Skip the pictures. Reproduce all other material exactly.

::: STORED ROWS

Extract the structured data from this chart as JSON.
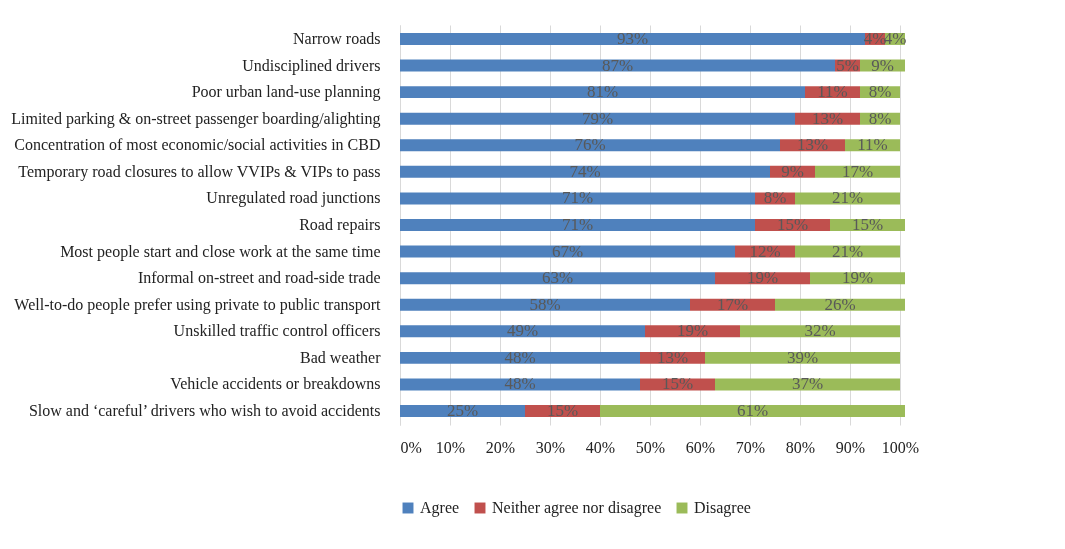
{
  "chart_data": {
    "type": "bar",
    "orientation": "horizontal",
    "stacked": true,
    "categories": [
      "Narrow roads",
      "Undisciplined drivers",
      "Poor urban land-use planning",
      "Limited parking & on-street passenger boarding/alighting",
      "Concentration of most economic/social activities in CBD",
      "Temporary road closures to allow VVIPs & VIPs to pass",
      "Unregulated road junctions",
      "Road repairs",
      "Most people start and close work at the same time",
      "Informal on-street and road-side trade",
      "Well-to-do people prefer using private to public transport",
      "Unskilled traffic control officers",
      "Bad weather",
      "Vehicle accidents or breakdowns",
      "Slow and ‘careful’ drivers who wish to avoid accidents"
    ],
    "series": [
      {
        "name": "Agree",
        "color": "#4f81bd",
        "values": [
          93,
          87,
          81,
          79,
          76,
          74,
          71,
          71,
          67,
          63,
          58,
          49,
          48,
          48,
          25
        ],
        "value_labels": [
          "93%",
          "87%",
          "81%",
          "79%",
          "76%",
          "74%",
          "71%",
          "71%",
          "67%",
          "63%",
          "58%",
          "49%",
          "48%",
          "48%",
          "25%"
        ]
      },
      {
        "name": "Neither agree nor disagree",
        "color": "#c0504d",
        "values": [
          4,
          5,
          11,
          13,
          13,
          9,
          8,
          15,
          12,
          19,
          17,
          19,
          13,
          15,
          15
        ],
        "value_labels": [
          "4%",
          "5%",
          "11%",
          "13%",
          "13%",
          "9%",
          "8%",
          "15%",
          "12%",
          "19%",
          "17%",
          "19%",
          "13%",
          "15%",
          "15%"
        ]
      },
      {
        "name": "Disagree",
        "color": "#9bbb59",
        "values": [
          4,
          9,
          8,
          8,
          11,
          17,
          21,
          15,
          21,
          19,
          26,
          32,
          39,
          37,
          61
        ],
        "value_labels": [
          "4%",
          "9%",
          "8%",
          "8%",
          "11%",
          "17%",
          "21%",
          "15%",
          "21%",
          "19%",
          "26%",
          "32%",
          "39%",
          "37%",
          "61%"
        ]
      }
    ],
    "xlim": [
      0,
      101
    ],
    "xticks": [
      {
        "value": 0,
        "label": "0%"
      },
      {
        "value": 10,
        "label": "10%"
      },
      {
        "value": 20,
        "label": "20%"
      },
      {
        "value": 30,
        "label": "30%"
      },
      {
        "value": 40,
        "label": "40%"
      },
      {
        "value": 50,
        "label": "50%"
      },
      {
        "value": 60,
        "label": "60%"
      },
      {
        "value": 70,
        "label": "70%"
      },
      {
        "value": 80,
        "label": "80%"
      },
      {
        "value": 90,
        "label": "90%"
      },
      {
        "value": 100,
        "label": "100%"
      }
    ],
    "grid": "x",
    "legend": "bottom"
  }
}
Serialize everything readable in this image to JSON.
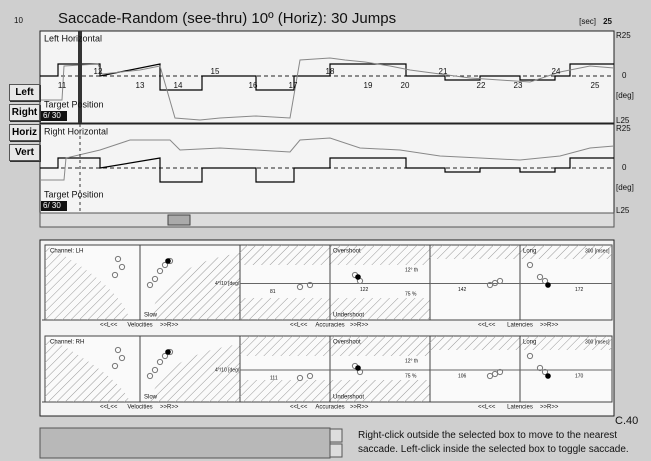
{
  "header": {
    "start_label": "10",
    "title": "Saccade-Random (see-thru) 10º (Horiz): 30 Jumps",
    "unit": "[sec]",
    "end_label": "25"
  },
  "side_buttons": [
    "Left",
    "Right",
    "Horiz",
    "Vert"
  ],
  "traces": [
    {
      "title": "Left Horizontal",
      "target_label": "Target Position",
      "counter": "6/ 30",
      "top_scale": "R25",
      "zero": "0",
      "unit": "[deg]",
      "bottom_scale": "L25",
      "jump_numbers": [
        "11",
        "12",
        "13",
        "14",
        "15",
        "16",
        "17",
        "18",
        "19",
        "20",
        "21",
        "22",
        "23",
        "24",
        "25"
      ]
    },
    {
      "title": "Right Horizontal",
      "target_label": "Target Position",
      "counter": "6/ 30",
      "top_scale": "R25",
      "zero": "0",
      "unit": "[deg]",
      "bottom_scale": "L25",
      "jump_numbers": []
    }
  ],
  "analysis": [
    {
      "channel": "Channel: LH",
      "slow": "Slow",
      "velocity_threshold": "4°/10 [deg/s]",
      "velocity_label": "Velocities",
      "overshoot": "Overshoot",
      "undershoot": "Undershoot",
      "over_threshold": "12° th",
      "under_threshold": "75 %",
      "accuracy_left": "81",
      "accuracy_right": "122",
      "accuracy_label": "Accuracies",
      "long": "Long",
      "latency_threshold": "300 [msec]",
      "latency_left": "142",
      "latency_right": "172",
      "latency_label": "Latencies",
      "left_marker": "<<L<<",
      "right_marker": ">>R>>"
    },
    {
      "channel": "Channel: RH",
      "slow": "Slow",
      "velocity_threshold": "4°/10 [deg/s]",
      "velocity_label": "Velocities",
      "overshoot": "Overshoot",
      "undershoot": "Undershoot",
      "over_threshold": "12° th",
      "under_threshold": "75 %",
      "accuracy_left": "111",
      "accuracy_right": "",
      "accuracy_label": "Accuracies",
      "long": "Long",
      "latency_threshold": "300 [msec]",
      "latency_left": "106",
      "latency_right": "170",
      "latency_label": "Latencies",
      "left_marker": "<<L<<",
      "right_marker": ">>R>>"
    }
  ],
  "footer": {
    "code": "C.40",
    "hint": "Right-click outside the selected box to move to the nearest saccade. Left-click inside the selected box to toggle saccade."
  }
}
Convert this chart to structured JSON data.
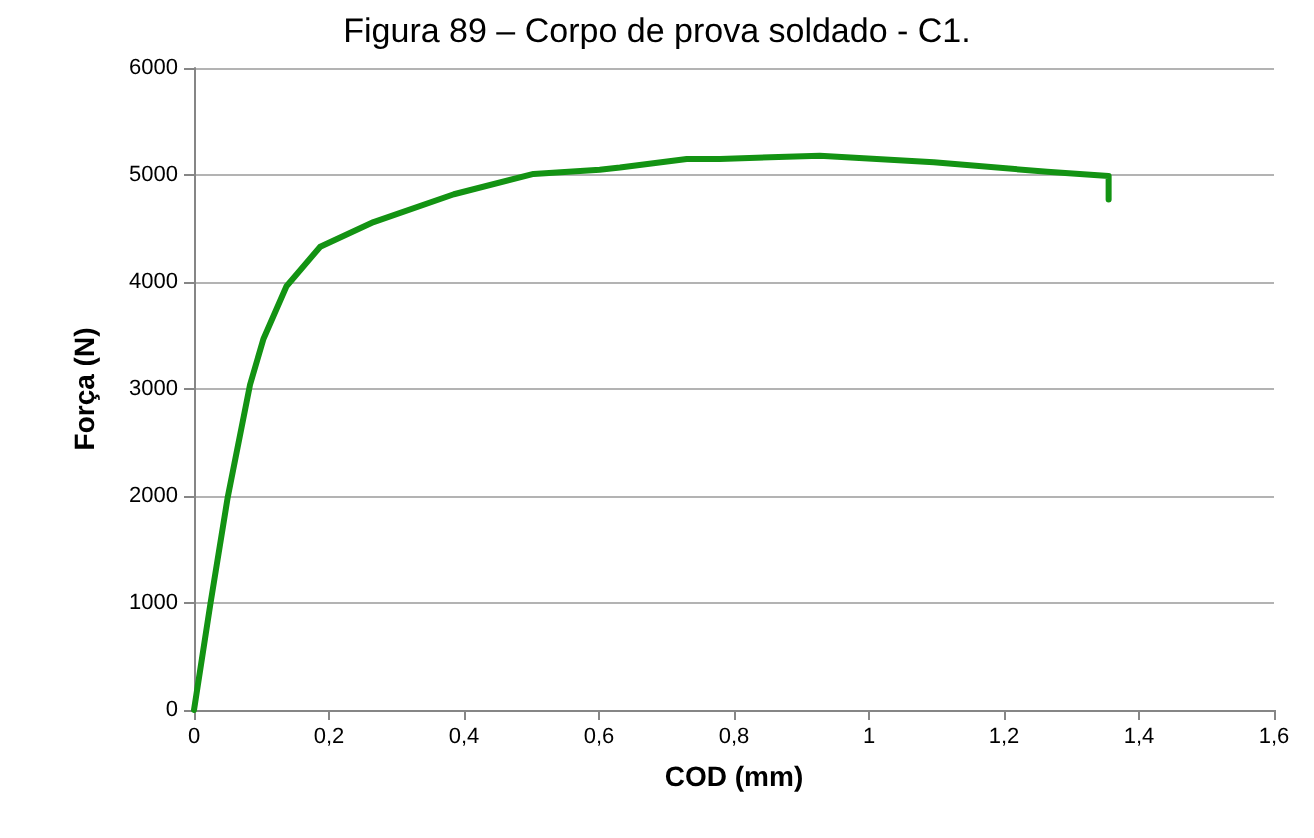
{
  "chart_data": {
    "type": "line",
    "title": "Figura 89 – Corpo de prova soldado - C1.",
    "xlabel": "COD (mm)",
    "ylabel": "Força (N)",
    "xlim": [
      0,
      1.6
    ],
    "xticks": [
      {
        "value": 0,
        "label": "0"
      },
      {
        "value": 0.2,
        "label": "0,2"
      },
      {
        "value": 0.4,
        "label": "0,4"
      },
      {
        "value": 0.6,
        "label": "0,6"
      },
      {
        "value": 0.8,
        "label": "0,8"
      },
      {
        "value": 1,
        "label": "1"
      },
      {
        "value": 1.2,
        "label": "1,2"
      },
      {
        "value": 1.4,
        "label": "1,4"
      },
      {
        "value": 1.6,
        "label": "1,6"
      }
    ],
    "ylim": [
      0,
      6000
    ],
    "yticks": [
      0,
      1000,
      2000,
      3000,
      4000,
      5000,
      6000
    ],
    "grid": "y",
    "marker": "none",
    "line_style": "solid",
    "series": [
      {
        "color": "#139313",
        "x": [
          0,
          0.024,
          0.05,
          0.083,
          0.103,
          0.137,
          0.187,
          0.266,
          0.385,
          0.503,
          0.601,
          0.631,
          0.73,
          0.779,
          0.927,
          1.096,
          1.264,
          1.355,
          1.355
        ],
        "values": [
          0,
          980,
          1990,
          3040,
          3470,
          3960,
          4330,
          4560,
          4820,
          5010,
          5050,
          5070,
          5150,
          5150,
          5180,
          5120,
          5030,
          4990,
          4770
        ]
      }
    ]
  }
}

::::::

EXERCISE ANSWER |
Extract the structured data from this chart as JSON.
{
  "chart_data": {
    "type": "bar",
    "orientation": "horizontal",
    "stacked": true,
    "categories": [
      "Narrow roads",
      "Undisciplined drivers",
      "Poor urban land-use planning",
      "Limited parking & on-street passenger boarding/alighting",
      "Concentration of most economic/social activities in CBD",
      "Temporary road closures to allow VVIPs & VIPs to pass",
      "Unregulated road junctions",
      "Road repairs",
      "Most people start and close work at the same time",
      "Informal on-street and road-side trade",
      "Well-to-do people prefer using private to public transport",
      "Unskilled traffic control officers",
      "Bad weather",
      "Vehicle accidents or breakdowns",
      "Slow and ‘careful’ drivers who wish to avoid accidents"
    ],
    "series": [
      {
        "name": "Agree",
        "color": "#4f81bd",
        "values": [
          93,
          87,
          81,
          79,
          76,
          74,
          71,
          71,
          67,
          63,
          58,
          49,
          48,
          48,
          25
        ],
        "value_labels": [
          "93%",
          "87%",
          "81%",
          "79%",
          "76%",
          "74%",
          "71%",
          "71%",
          "67%",
          "63%",
          "58%",
          "49%",
          "48%",
          "48%",
          "25%"
        ]
      },
      {
        "name": "Neither agree nor disagree",
        "color": "#c0504d",
        "values": [
          4,
          5,
          11,
          13,
          13,
          9,
          8,
          15,
          12,
          19,
          17,
          19,
          13,
          15,
          15
        ],
        "value_labels": [
          "4%",
          "5%",
          "11%",
          "13%",
          "13%",
          "9%",
          "8%",
          "15%",
          "12%",
          "19%",
          "17%",
          "19%",
          "13%",
          "15%",
          "15%"
        ]
      },
      {
        "name": "Disagree",
        "color": "#9bbb59",
        "values": [
          4,
          9,
          8,
          8,
          11,
          17,
          21,
          15,
          21,
          19,
          26,
          32,
          39,
          37,
          61
        ],
        "value_labels": [
          "4%",
          "9%",
          "8%",
          "8%",
          "11%",
          "17%",
          "21%",
          "15%",
          "21%",
          "19%",
          "26%",
          "32%",
          "39%",
          "37%",
          "61%"
        ]
      }
    ],
    "xlim": [
      0,
      101
    ],
    "xticks": [
      {
        "value": 0,
        "label": "0%"
      },
      {
        "value": 10,
        "label": "10%"
      },
      {
        "value": 20,
        "label": "20%"
      },
      {
        "value": 30,
        "label": "30%"
      },
      {
        "value": 40,
        "label": "40%"
      },
      {
        "value": 50,
        "label": "50%"
      },
      {
        "value": 60,
        "label": "60%"
      },
      {
        "value": 70,
        "label": "70%"
      },
      {
        "value": 80,
        "label": "80%"
      },
      {
        "value": 90,
        "label": "90%"
      },
      {
        "value": 100,
        "label": "100%"
      }
    ],
    "grid": "x",
    "legend": "bottom"
  }
}
Serialize everything readable in this image to JSON.
{
  "header": {
    "start_label": "10",
    "title": "Saccade-Random (see-thru) 10º (Horiz): 30 Jumps",
    "unit": "[sec]",
    "end_label": "25"
  },
  "side_buttons": [
    "Left",
    "Right",
    "Horiz",
    "Vert"
  ],
  "traces": [
    {
      "title": "Left Horizontal",
      "target_label": "Target Position",
      "counter": "6/ 30",
      "top_scale": "R25",
      "zero": "0",
      "unit": "[deg]",
      "bottom_scale": "L25",
      "jump_numbers": [
        "11",
        "12",
        "13",
        "14",
        "15",
        "16",
        "17",
        "18",
        "19",
        "20",
        "21",
        "22",
        "23",
        "24",
        "25"
      ]
    },
    {
      "title": "Right Horizontal",
      "target_label": "Target Position",
      "counter": "6/ 30",
      "top_scale": "R25",
      "zero": "0",
      "unit": "[deg]",
      "bottom_scale": "L25",
      "jump_numbers": []
    }
  ],
  "analysis": [
    {
      "channel": "Channel: LH",
      "slow": "Slow",
      "velocity_threshold": "4°/10 [deg/s]",
      "velocity_label": "Velocities",
      "overshoot": "Overshoot",
      "undershoot": "Undershoot",
      "over_threshold": "12° th",
      "under_threshold": "75 %",
      "accuracy_left": "81",
      "accuracy_right": "122",
      "accuracy_label": "Accuracies",
      "long": "Long",
      "latency_threshold": "300 [msec]",
      "latency_left": "142",
      "latency_right": "172",
      "latency_label": "Latencies",
      "left_marker": "<<L<<",
      "right_marker": ">>R>>"
    },
    {
      "channel": "Channel: RH",
      "slow": "Slow",
      "velocity_threshold": "4°/10 [deg/s]",
      "velocity_label": "Velocities",
      "overshoot": "Overshoot",
      "undershoot": "Undershoot",
      "over_threshold": "12° th",
      "under_threshold": "75 %",
      "accuracy_left": "111",
      "accuracy_right": "",
      "accuracy_label": "Accuracies",
      "long": "Long",
      "latency_threshold": "300 [msec]",
      "latency_left": "106",
      "latency_right": "170",
      "latency_label": "Latencies",
      "left_marker": "<<L<<",
      "right_marker": ">>R>>"
    }
  ],
  "footer": {
    "code": "C.40",
    "hint": "Right-click outside the selected box to move to the nearest saccade. Left-click inside the selected box to toggle saccade."
  }
}
Convert this chart to structured JSON data.
{
  "chart_data": {
    "type": "line",
    "title": "Figura 89 – Corpo de prova soldado - C1.",
    "xlabel": "COD (mm)",
    "ylabel": "Força (N)",
    "xlim": [
      0,
      1.6
    ],
    "xticks": [
      {
        "value": 0,
        "label": "0"
      },
      {
        "value": 0.2,
        "label": "0,2"
      },
      {
        "value": 0.4,
        "label": "0,4"
      },
      {
        "value": 0.6,
        "label": "0,6"
      },
      {
        "value": 0.8,
        "label": "0,8"
      },
      {
        "value": 1,
        "label": "1"
      },
      {
        "value": 1.2,
        "label": "1,2"
      },
      {
        "value": 1.4,
        "label": "1,4"
      },
      {
        "value": 1.6,
        "label": "1,6"
      }
    ],
    "ylim": [
      0,
      6000
    ],
    "yticks": [
      0,
      1000,
      2000,
      3000,
      4000,
      5000,
      6000
    ],
    "grid": "y",
    "marker": "none",
    "line_style": "solid",
    "series": [
      {
        "color": "#139313",
        "x": [
          0,
          0.024,
          0.05,
          0.083,
          0.103,
          0.137,
          0.187,
          0.266,
          0.385,
          0.503,
          0.601,
          0.631,
          0.73,
          0.779,
          0.927,
          1.096,
          1.264,
          1.355,
          1.355
        ],
        "values": [
          0,
          980,
          1990,
          3040,
          3470,
          3960,
          4330,
          4560,
          4820,
          5010,
          5050,
          5070,
          5150,
          5150,
          5180,
          5120,
          5030,
          4990,
          4770
        ]
      }
    ]
  }
}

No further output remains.